_WHAT IS NEEDED:_
Search the entries for the word "swatch" and pull out each line that has it.

_GIVEN INFORMATION:_
----
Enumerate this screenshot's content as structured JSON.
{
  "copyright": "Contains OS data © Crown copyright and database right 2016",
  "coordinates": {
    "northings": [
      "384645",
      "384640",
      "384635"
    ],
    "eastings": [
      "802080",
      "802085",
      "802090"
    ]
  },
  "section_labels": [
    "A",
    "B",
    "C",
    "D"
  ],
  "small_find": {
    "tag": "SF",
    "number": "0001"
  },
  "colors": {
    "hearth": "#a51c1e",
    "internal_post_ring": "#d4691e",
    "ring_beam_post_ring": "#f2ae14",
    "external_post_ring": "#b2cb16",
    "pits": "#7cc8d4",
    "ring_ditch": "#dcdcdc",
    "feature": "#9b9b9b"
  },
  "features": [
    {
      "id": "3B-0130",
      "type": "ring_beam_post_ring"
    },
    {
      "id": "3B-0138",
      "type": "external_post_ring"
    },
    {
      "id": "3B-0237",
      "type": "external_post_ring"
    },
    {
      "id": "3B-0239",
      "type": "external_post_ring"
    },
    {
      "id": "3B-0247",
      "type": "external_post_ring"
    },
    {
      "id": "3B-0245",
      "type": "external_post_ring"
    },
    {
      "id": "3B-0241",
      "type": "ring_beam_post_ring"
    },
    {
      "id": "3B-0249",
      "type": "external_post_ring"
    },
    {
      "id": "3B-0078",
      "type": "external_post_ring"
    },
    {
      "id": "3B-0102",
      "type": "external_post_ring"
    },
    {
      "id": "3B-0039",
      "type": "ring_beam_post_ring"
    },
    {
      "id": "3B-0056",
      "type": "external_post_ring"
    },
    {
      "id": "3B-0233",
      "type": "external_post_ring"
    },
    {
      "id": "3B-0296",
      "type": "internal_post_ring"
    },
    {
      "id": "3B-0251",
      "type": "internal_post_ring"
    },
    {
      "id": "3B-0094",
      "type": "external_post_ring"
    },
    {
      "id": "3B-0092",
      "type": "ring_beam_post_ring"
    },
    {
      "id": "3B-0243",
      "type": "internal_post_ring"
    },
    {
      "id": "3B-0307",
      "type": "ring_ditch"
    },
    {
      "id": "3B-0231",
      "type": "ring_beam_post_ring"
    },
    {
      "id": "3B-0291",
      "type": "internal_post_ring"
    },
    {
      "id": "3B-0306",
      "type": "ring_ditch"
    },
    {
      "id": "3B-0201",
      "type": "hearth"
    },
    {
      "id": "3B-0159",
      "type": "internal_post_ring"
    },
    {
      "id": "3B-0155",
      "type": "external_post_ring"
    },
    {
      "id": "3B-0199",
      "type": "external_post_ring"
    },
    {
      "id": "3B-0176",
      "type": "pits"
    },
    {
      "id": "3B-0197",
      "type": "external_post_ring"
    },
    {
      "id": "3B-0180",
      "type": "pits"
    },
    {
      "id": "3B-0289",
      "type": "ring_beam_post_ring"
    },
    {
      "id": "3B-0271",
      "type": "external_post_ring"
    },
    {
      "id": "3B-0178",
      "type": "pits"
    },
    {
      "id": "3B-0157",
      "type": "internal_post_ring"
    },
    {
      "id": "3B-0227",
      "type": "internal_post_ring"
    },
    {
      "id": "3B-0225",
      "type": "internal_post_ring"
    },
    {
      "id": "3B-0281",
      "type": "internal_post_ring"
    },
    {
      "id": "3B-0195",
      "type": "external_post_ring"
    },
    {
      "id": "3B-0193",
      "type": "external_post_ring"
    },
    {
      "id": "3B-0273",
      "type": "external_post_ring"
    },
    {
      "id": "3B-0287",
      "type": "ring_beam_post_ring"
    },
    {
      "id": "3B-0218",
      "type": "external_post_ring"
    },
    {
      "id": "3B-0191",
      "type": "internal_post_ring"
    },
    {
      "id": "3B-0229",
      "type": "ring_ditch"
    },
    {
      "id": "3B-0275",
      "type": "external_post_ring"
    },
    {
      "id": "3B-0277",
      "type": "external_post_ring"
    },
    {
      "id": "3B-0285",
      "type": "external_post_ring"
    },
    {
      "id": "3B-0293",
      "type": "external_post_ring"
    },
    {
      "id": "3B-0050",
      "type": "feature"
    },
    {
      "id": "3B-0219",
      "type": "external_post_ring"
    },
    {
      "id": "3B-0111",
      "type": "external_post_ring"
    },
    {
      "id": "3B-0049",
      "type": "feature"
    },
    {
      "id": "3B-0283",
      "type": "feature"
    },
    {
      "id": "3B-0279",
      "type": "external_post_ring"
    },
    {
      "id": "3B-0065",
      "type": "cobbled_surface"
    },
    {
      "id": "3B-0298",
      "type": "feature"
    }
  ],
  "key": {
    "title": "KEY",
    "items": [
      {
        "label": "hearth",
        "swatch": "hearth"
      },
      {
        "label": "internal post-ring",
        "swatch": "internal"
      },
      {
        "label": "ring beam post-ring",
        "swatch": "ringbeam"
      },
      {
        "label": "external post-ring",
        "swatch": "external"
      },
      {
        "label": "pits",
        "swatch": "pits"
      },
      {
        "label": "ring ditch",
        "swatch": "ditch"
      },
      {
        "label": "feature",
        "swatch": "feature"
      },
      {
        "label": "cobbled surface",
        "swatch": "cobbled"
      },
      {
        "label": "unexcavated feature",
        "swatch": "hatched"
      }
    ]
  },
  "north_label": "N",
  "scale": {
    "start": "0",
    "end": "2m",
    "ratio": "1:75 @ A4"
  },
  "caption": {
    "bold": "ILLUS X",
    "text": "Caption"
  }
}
----
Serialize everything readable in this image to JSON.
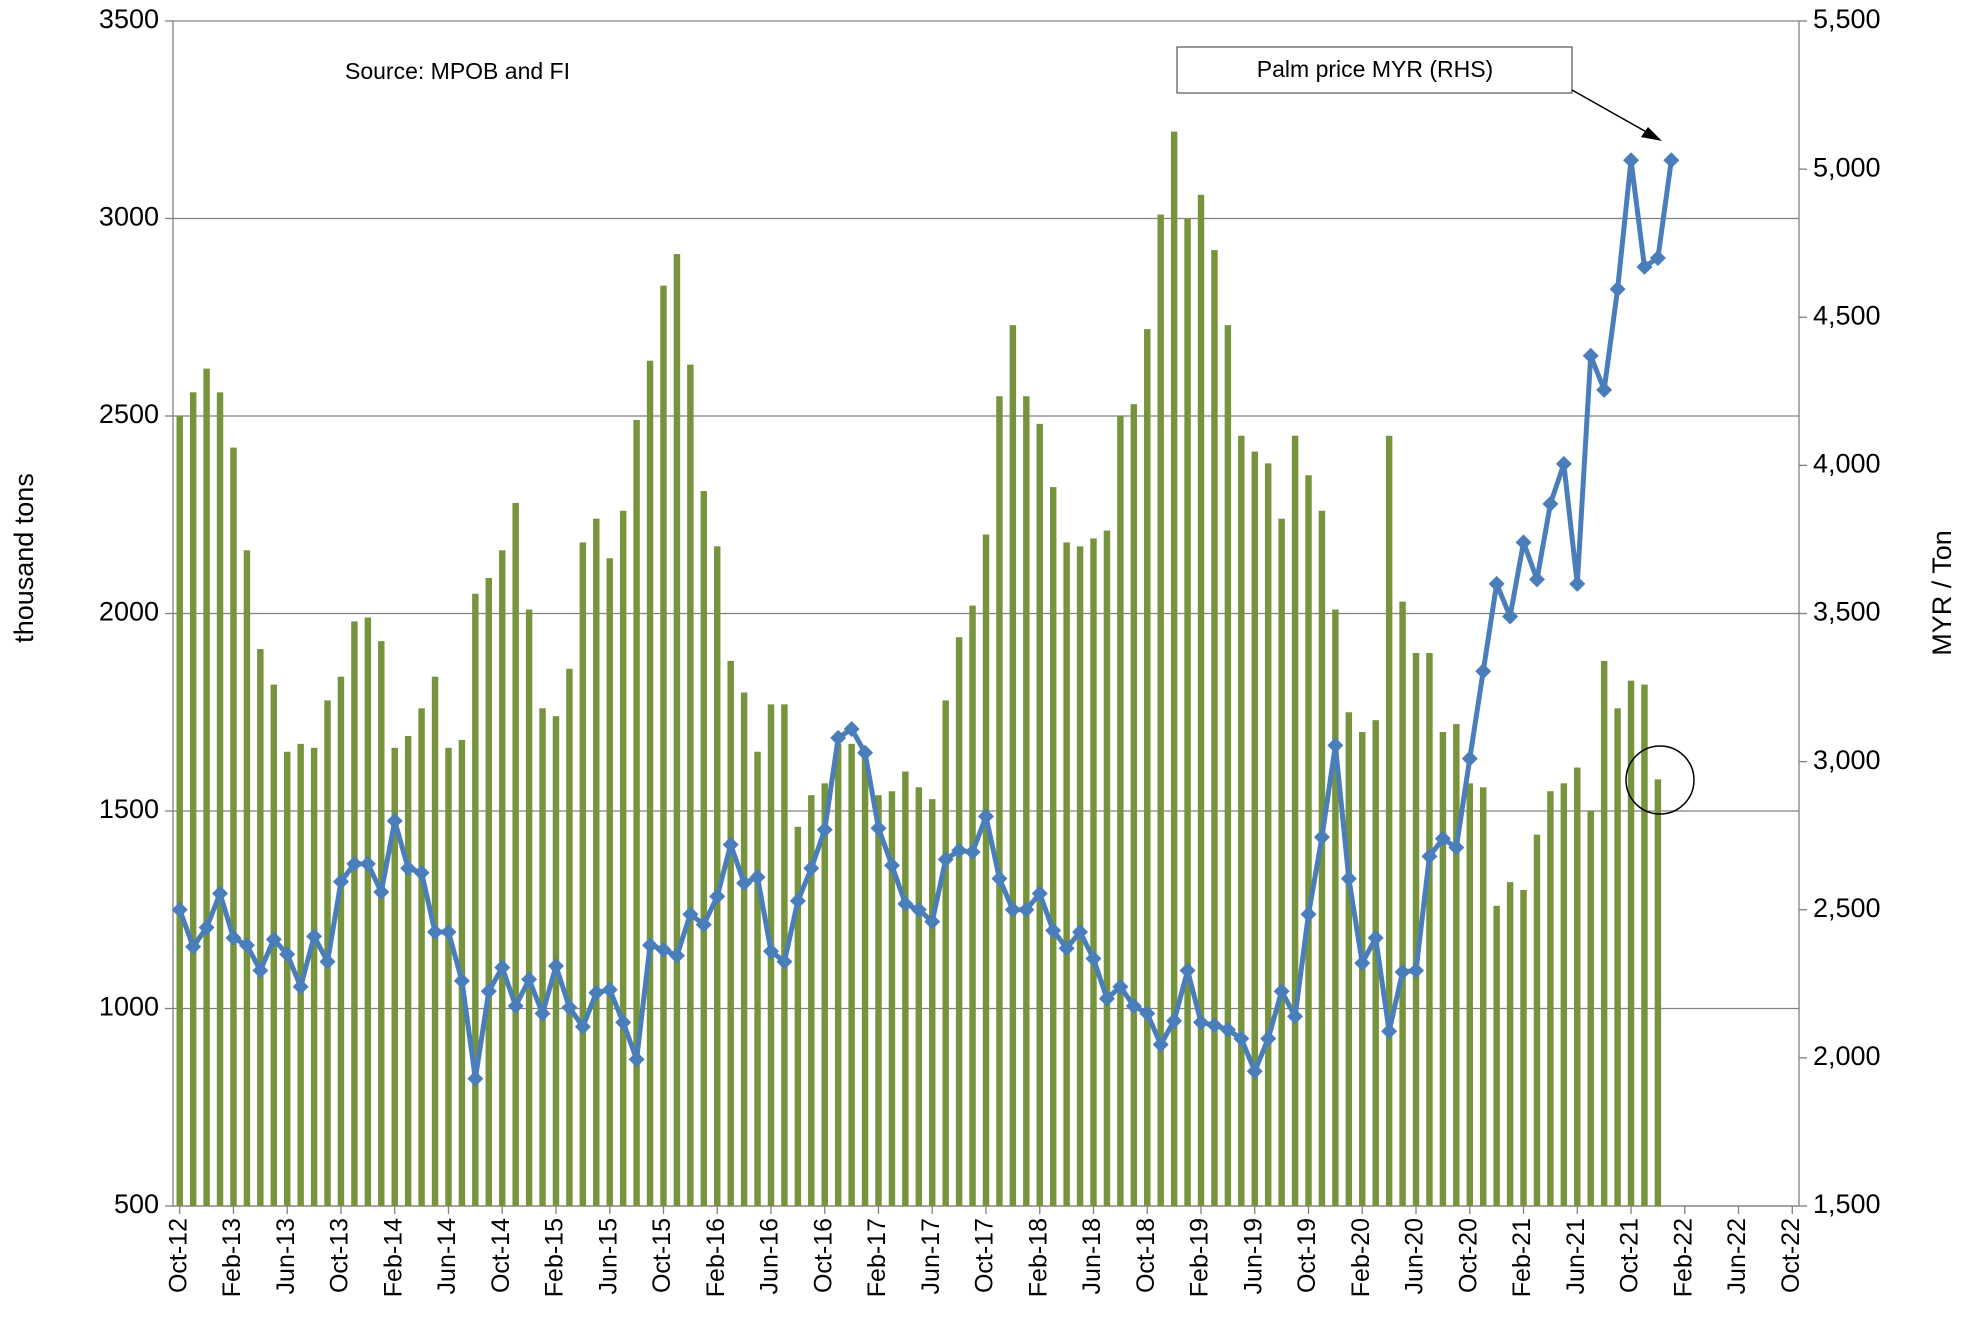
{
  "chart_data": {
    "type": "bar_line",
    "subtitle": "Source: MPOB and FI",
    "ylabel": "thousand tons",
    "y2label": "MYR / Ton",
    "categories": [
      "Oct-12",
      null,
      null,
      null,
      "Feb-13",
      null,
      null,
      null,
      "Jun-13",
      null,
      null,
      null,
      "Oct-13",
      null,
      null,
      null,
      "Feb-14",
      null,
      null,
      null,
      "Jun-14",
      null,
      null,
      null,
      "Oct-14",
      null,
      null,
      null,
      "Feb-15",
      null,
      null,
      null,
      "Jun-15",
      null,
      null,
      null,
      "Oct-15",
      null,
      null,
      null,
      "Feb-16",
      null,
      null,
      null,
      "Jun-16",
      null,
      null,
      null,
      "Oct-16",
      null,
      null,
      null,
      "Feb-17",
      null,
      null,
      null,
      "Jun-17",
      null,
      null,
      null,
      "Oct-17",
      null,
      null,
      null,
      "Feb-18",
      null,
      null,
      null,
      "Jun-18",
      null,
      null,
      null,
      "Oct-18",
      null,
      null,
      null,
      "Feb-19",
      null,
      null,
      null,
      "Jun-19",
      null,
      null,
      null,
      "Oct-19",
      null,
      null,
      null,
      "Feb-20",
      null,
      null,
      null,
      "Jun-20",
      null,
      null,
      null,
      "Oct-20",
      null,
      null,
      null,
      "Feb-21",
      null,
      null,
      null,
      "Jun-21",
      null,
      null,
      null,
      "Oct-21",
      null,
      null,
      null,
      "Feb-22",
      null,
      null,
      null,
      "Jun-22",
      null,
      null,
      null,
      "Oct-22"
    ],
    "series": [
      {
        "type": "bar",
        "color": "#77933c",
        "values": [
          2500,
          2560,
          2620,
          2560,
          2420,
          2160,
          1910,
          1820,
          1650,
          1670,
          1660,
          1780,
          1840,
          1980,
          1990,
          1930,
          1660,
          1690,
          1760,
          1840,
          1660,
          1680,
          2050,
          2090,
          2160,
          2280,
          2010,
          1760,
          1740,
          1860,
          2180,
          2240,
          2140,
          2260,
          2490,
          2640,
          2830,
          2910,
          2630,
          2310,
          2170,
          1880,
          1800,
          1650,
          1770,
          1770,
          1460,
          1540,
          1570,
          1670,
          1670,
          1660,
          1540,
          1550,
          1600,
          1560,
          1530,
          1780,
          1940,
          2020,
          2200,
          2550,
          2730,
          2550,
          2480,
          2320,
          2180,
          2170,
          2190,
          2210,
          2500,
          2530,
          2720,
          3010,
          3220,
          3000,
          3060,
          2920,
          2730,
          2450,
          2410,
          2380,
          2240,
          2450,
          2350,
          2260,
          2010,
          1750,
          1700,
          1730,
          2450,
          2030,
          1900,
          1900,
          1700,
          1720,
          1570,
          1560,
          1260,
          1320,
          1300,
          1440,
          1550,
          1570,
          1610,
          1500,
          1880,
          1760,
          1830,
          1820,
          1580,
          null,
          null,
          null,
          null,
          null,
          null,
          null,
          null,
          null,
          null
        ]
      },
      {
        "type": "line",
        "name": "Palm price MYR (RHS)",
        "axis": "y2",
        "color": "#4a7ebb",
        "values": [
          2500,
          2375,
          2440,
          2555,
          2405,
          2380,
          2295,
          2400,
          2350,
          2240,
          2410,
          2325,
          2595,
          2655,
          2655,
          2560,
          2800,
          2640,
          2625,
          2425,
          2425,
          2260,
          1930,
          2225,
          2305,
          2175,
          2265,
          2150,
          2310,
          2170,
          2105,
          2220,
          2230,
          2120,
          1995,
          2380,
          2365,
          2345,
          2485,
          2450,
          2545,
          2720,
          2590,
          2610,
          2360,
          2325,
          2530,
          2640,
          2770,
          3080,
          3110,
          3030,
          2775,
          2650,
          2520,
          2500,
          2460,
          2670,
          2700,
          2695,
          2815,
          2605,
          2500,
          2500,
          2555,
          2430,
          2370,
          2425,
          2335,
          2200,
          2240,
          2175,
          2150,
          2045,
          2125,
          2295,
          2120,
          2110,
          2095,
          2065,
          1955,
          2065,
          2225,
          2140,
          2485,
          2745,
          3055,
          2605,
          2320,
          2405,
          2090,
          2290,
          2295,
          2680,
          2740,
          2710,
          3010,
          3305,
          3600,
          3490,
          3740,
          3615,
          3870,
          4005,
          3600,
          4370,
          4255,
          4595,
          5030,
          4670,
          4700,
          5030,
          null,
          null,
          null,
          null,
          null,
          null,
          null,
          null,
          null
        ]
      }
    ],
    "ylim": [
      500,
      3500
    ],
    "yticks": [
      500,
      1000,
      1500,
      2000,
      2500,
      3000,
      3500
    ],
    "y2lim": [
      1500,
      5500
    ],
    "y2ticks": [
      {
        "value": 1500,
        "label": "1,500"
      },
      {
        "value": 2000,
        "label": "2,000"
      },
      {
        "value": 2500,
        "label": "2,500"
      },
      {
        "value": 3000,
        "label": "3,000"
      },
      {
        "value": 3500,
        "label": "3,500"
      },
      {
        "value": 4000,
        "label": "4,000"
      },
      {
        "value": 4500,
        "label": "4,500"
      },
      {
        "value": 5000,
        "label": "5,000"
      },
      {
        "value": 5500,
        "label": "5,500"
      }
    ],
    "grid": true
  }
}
----
_EXERCISE RESPONSE:_
        "swatch": "hearth"
        "swatch": "internal"
        "swatch": "ringbeam"
        "swatch": "external"
        "swatch": "pits"
        "swatch": "ditch"
        "swatch": "feature"
        "swatch": "cobbled"
        "swatch": "hatched"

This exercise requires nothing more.